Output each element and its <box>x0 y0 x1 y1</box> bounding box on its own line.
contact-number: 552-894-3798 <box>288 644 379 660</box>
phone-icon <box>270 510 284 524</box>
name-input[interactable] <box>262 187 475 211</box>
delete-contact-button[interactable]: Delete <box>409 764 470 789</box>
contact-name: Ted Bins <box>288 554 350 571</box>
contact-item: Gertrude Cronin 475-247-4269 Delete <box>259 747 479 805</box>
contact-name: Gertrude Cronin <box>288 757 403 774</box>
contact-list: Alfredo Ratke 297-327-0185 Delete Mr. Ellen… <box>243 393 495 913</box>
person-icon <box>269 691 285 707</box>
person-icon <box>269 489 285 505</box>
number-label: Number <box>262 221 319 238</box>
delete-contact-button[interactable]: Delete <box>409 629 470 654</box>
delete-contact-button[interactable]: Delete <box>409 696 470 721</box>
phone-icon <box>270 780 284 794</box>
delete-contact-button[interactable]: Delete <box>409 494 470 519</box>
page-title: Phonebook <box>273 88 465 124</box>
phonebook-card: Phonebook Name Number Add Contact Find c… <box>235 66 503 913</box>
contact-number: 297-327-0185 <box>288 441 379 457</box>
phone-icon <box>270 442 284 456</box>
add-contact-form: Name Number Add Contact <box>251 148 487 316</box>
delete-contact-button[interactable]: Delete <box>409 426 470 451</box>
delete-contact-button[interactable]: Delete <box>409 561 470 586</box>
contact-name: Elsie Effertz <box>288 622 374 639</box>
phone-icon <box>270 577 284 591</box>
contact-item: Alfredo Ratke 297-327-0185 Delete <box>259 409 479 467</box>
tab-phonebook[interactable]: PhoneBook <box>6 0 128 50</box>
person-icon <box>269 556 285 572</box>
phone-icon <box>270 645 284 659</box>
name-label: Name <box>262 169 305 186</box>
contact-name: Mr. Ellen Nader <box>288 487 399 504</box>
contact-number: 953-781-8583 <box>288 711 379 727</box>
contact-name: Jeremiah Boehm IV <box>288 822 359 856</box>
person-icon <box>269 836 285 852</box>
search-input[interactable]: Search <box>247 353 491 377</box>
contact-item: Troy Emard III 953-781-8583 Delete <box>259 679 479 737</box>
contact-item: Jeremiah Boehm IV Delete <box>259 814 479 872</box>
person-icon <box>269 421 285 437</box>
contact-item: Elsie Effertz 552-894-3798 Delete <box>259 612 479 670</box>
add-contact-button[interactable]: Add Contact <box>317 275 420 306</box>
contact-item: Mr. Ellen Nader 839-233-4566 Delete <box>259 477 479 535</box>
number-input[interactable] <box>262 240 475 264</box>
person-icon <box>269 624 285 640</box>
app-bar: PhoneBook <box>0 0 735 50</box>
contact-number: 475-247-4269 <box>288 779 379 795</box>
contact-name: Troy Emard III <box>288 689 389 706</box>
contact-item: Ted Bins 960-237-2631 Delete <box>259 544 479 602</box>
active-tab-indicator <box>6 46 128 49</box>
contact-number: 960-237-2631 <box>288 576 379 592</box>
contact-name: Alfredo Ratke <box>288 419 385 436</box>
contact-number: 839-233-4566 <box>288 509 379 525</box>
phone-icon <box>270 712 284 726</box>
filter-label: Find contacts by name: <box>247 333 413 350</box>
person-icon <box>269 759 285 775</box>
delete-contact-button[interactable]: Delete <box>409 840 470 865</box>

What is needed. Pull out each line above that contains the word "Bins".

Result below.
contact-name: Ted Bins <box>288 554 350 571</box>
contact-item: Ted Bins 960-237-2631 Delete <box>259 544 479 602</box>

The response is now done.